# Given exercise
Please transcribe the data below exactly. Leave the pictures out.

# Data records
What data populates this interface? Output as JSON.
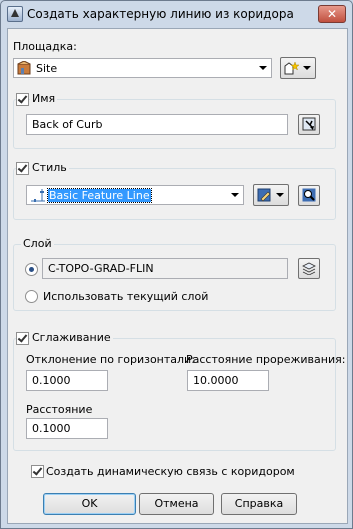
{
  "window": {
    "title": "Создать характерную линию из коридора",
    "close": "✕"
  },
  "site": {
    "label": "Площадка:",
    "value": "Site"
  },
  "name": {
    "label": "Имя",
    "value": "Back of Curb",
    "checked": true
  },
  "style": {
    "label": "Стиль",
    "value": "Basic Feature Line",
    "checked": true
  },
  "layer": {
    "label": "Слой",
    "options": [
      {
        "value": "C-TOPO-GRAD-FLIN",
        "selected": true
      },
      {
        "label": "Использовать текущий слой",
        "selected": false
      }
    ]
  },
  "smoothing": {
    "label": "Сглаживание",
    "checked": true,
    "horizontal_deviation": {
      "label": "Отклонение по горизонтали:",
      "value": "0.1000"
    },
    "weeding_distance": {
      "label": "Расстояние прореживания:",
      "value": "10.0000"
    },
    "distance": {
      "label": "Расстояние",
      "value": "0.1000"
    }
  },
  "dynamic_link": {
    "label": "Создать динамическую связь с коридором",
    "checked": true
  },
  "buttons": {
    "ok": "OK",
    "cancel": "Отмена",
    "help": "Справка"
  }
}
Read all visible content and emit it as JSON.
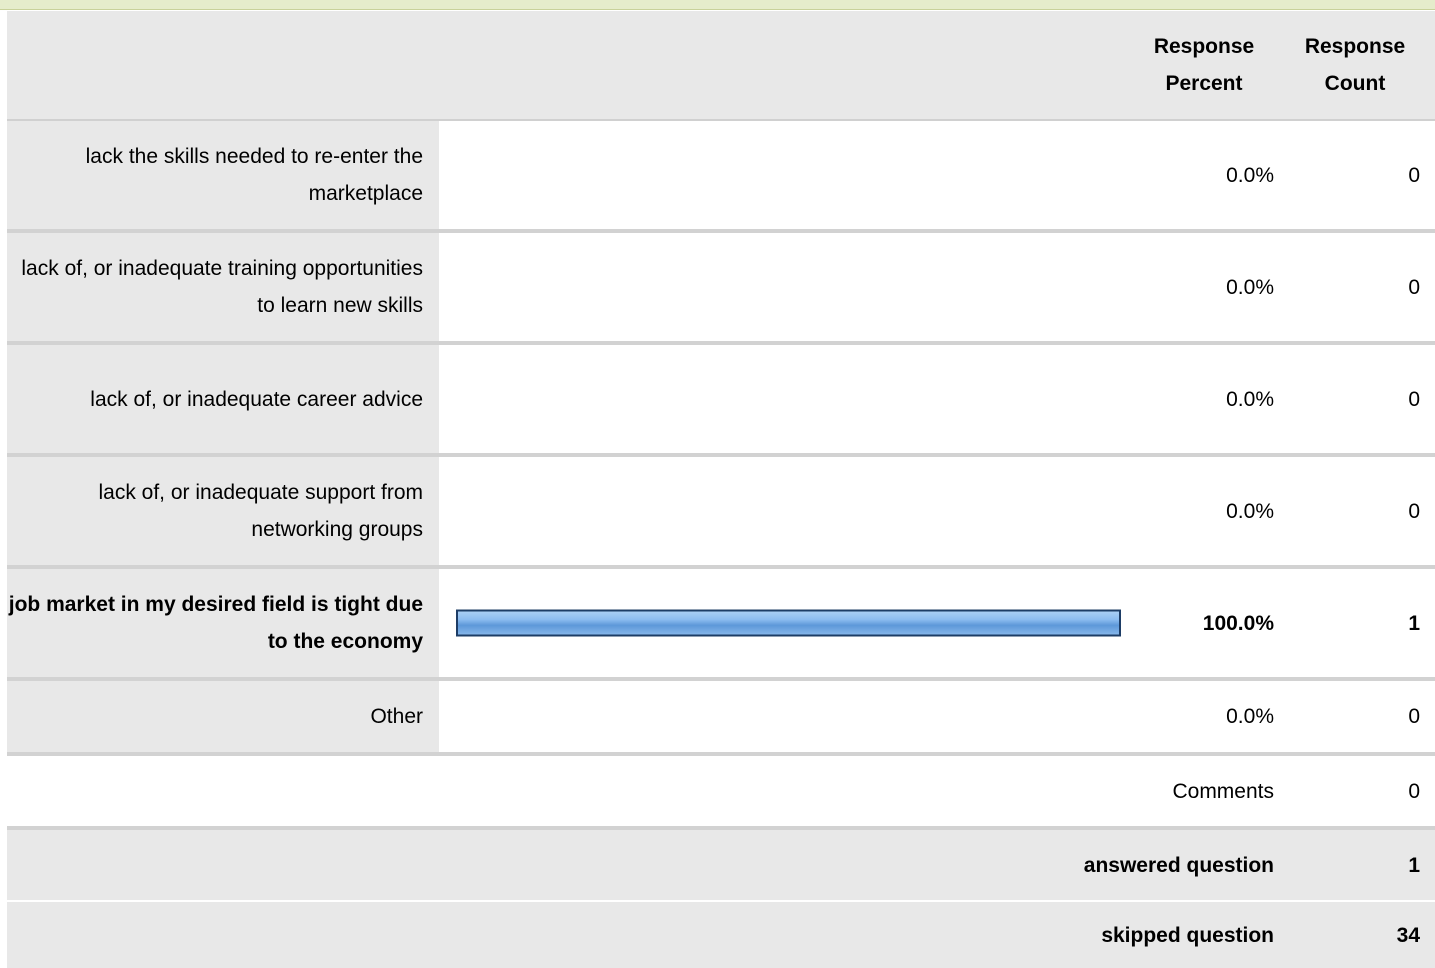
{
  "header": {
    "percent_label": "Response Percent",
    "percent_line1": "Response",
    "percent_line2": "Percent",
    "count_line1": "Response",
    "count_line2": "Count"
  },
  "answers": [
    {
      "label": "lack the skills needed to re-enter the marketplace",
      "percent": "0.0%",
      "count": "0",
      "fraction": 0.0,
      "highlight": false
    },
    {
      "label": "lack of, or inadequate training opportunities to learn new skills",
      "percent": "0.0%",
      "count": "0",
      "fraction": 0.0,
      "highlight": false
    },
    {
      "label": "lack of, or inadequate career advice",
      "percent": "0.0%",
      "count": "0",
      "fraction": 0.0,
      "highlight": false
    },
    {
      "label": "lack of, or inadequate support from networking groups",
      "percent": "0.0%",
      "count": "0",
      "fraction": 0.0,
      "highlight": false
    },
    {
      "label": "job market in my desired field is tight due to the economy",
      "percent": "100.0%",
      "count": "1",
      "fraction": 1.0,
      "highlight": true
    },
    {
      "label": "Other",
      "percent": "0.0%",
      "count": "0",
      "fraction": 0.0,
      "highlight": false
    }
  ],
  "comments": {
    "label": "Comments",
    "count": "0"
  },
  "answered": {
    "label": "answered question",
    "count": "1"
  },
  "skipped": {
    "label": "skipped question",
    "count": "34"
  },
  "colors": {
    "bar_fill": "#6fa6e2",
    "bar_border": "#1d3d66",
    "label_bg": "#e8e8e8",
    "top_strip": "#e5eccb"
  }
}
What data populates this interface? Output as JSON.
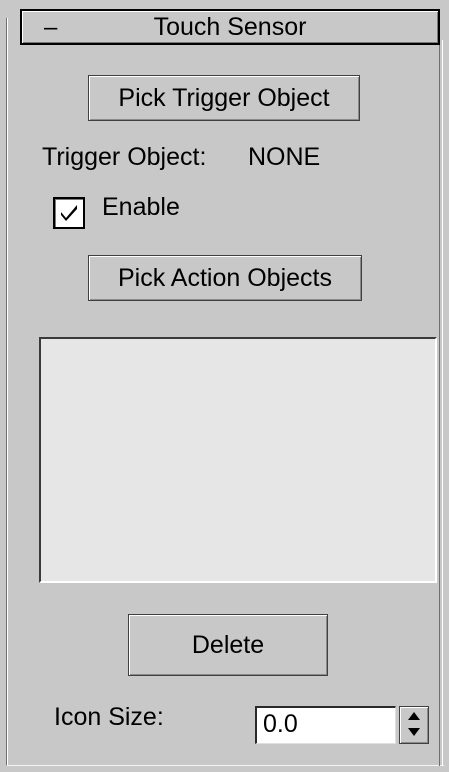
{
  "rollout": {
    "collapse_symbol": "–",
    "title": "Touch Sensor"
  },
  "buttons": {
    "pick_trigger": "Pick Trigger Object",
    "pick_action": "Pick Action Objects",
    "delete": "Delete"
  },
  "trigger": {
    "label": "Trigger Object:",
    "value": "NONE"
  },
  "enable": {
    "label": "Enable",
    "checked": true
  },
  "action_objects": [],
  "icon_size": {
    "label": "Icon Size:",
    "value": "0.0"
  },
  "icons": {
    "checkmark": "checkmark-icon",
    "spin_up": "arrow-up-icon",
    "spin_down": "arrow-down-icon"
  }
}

# Reply to the task
What data populates this interface? Output as JSON.
{
  "window": {
    "title": "Создать характерную линию из коридора",
    "close": "✕"
  },
  "site": {
    "label": "Площадка:",
    "value": "Site"
  },
  "name": {
    "label": "Имя",
    "value": "Back of Curb",
    "checked": true
  },
  "style": {
    "label": "Стиль",
    "value": "Basic Feature Line",
    "checked": true
  },
  "layer": {
    "label": "Слой",
    "options": [
      {
        "value": "C-TOPO-GRAD-FLIN",
        "selected": true
      },
      {
        "label": "Использовать текущий слой",
        "selected": false
      }
    ]
  },
  "smoothing": {
    "label": "Сглаживание",
    "checked": true,
    "horizontal_deviation": {
      "label": "Отклонение по горизонтали:",
      "value": "0.1000"
    },
    "weeding_distance": {
      "label": "Расстояние прореживания:",
      "value": "10.0000"
    },
    "distance": {
      "label": "Расстояние",
      "value": "0.1000"
    }
  },
  "dynamic_link": {
    "label": "Создать динамическую связь с коридором",
    "checked": true
  },
  "buttons": {
    "ok": "OK",
    "cancel": "Отмена",
    "help": "Справка"
  }
}
Read all visible content and emit it as JSON.
{
  "header": {
    "percent_label": "Response Percent",
    "percent_line1": "Response",
    "percent_line2": "Percent",
    "count_line1": "Response",
    "count_line2": "Count"
  },
  "answers": [
    {
      "label": "lack the skills needed to re-enter the marketplace",
      "percent": "0.0%",
      "count": "0",
      "fraction": 0.0,
      "highlight": false
    },
    {
      "label": "lack of, or inadequate training opportunities to learn new skills",
      "percent": "0.0%",
      "count": "0",
      "fraction": 0.0,
      "highlight": false
    },
    {
      "label": "lack of, or inadequate career advice",
      "percent": "0.0%",
      "count": "0",
      "fraction": 0.0,
      "highlight": false
    },
    {
      "label": "lack of, or inadequate support from networking groups",
      "percent": "0.0%",
      "count": "0",
      "fraction": 0.0,
      "highlight": false
    },
    {
      "label": "job market in my desired field is tight due to the economy",
      "percent": "100.0%",
      "count": "1",
      "fraction": 1.0,
      "highlight": true
    },
    {
      "label": "Other",
      "percent": "0.0%",
      "count": "0",
      "fraction": 0.0,
      "highlight": false
    }
  ],
  "comments": {
    "label": "Comments",
    "count": "0"
  },
  "answered": {
    "label": "answered question",
    "count": "1"
  },
  "skipped": {
    "label": "skipped question",
    "count": "34"
  },
  "colors": {
    "bar_fill": "#6fa6e2",
    "bar_border": "#1d3d66",
    "label_bg": "#e8e8e8",
    "top_strip": "#e5eccb"
  }
}
What data populates this interface? Output as JSON.
{
  "rollout": {
    "collapse_symbol": "–",
    "title": "Touch Sensor"
  },
  "buttons": {
    "pick_trigger": "Pick Trigger Object",
    "pick_action": "Pick Action Objects",
    "delete": "Delete"
  },
  "trigger": {
    "label": "Trigger Object:",
    "value": "NONE"
  },
  "enable": {
    "label": "Enable",
    "checked": true
  },
  "action_objects": [],
  "icon_size": {
    "label": "Icon Size:",
    "value": "0.0"
  },
  "icons": {
    "checkmark": "checkmark-icon",
    "spin_up": "arrow-up-icon",
    "spin_down": "arrow-down-icon"
  }
}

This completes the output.